_Brief_
Give the count of lines containing the string "nNarrow", with no other output.

--- Task inputs ---

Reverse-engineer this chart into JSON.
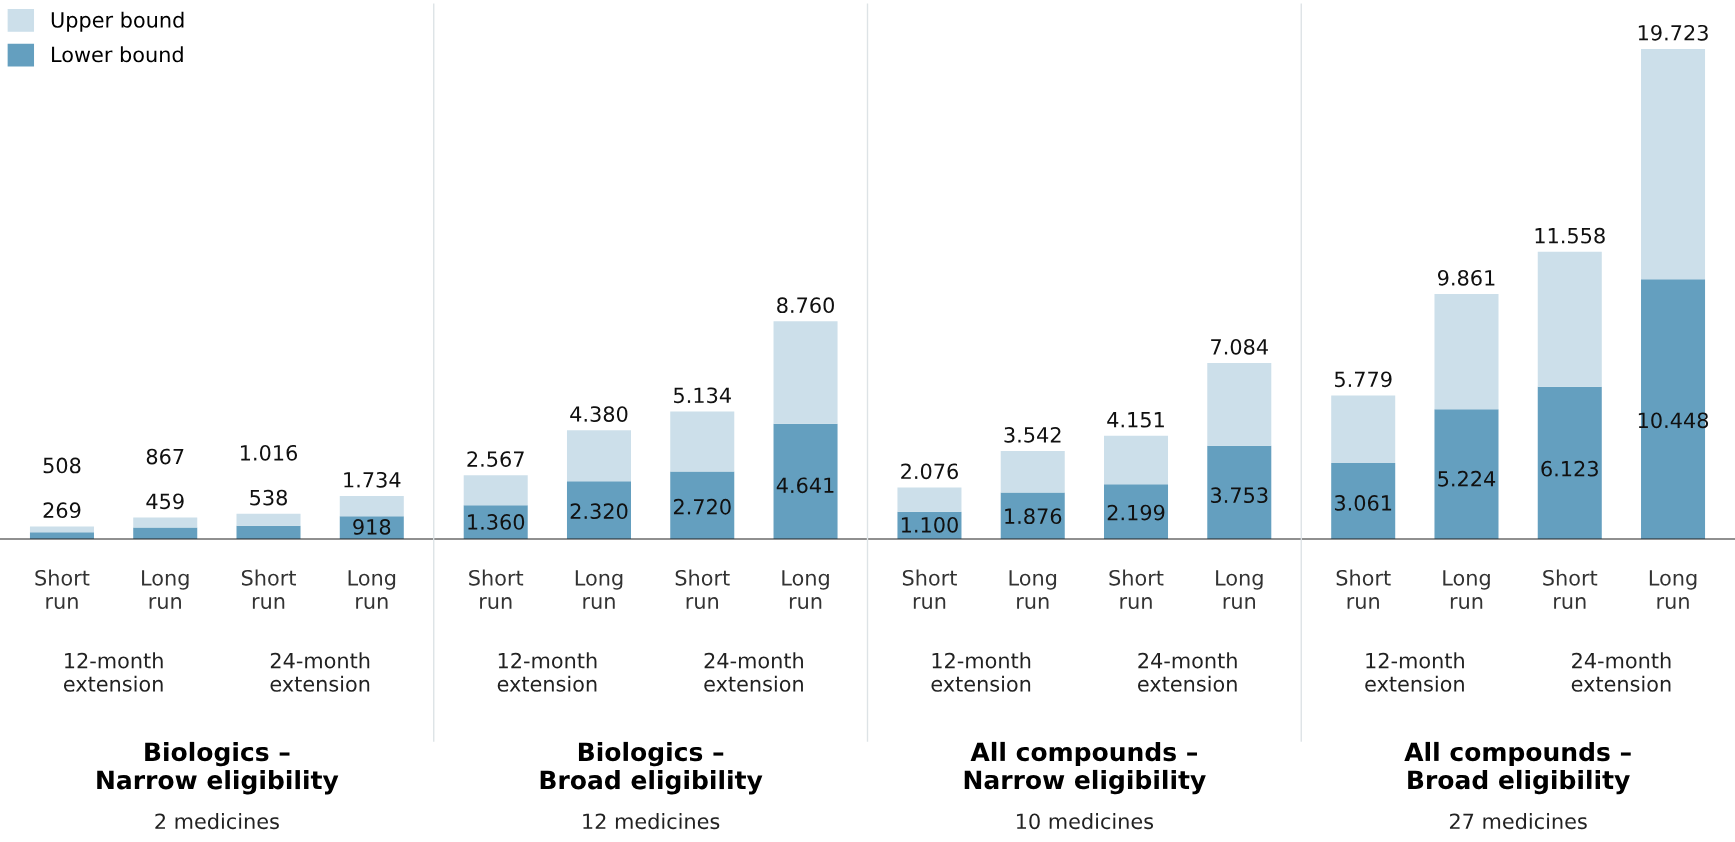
{
  "chart_data": [
    {
      "type": "bar",
      "stacked": true,
      "title": "Biologics –\nNarrow eligibility",
      "subtitle": "2 medicines",
      "categories": [
        "Short\nrun",
        "Long\nrun",
        "Short\nrun",
        "Long\nrun"
      ],
      "annotations": [
        "12-month\nextension",
        "24-month\nextension"
      ],
      "legend": "top left",
      "totals": [
        "508",
        "867",
        "1.016",
        "1.734"
      ],
      "series": [
        {
          "name": "Lower bound",
          "color": "#649fbf",
          "values": [
            269,
            459,
            538,
            918
          ],
          "value_labels": [
            "269",
            "459",
            "538",
            "918"
          ]
        },
        {
          "name": "Upper bound",
          "color": "#ccdfea",
          "values": [
            239,
            408,
            478,
            816
          ]
        }
      ]
    },
    {
      "type": "bar",
      "stacked": true,
      "title": "Biologics –\nBroad eligibility",
      "subtitle": "12 medicines",
      "categories": [
        "Short\nrun",
        "Long\nrun",
        "Short\nrun",
        "Long\nrun"
      ],
      "annotations": [
        "12-month\nextension",
        "24-month\nextension"
      ],
      "totals": [
        "2.567",
        "4.380",
        "5.134",
        "8.760"
      ],
      "series": [
        {
          "color": "#649fbf",
          "values": [
            1360,
            2320,
            2720,
            4641
          ],
          "value_labels": [
            "1.360",
            "2.320",
            "2.720",
            "4.641"
          ]
        },
        {
          "color": "#ccdfea",
          "values": [
            1207,
            2060,
            2414,
            4119
          ]
        }
      ]
    },
    {
      "type": "bar",
      "stacked": true,
      "title": "All compounds –\nNarrow eligibility",
      "subtitle": "10 medicines",
      "categories": [
        "Short\nrun",
        "Long\nrun",
        "Short\nrun",
        "Long\nrun"
      ],
      "annotations": [
        "12-month\nextension",
        "24-month\nextension"
      ],
      "totals": [
        "2.076",
        "3.542",
        "4.151",
        "7.084"
      ],
      "series": [
        {
          "color": "#649fbf",
          "values": [
            1100,
            1876,
            2199,
            3753
          ],
          "value_labels": [
            "1.100",
            "1.876",
            "2.199",
            "3.753"
          ]
        },
        {
          "color": "#ccdfea",
          "values": [
            976,
            1666,
            1952,
            3331
          ]
        }
      ]
    },
    {
      "type": "bar",
      "stacked": true,
      "title": "All compounds –\nBroad eligibility",
      "subtitle": "27 medicines",
      "categories": [
        "Short\nrun",
        "Long\nrun",
        "Short\nrun",
        "Long\nrun"
      ],
      "annotations": [
        "12-month\nextension",
        "24-month\nextension"
      ],
      "totals": [
        "5.779",
        "9.861",
        "11.558",
        "19.723"
      ],
      "series": [
        {
          "color": "#649fbf",
          "values": [
            3061,
            5224,
            6123,
            10448
          ],
          "value_labels": [
            "3.061",
            "5.224",
            "6.123",
            "10.448"
          ]
        },
        {
          "color": "#ccdfea",
          "values": [
            2718,
            4637,
            5435,
            9275
          ]
        }
      ]
    }
  ]
}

---

_Solution for this problem_
2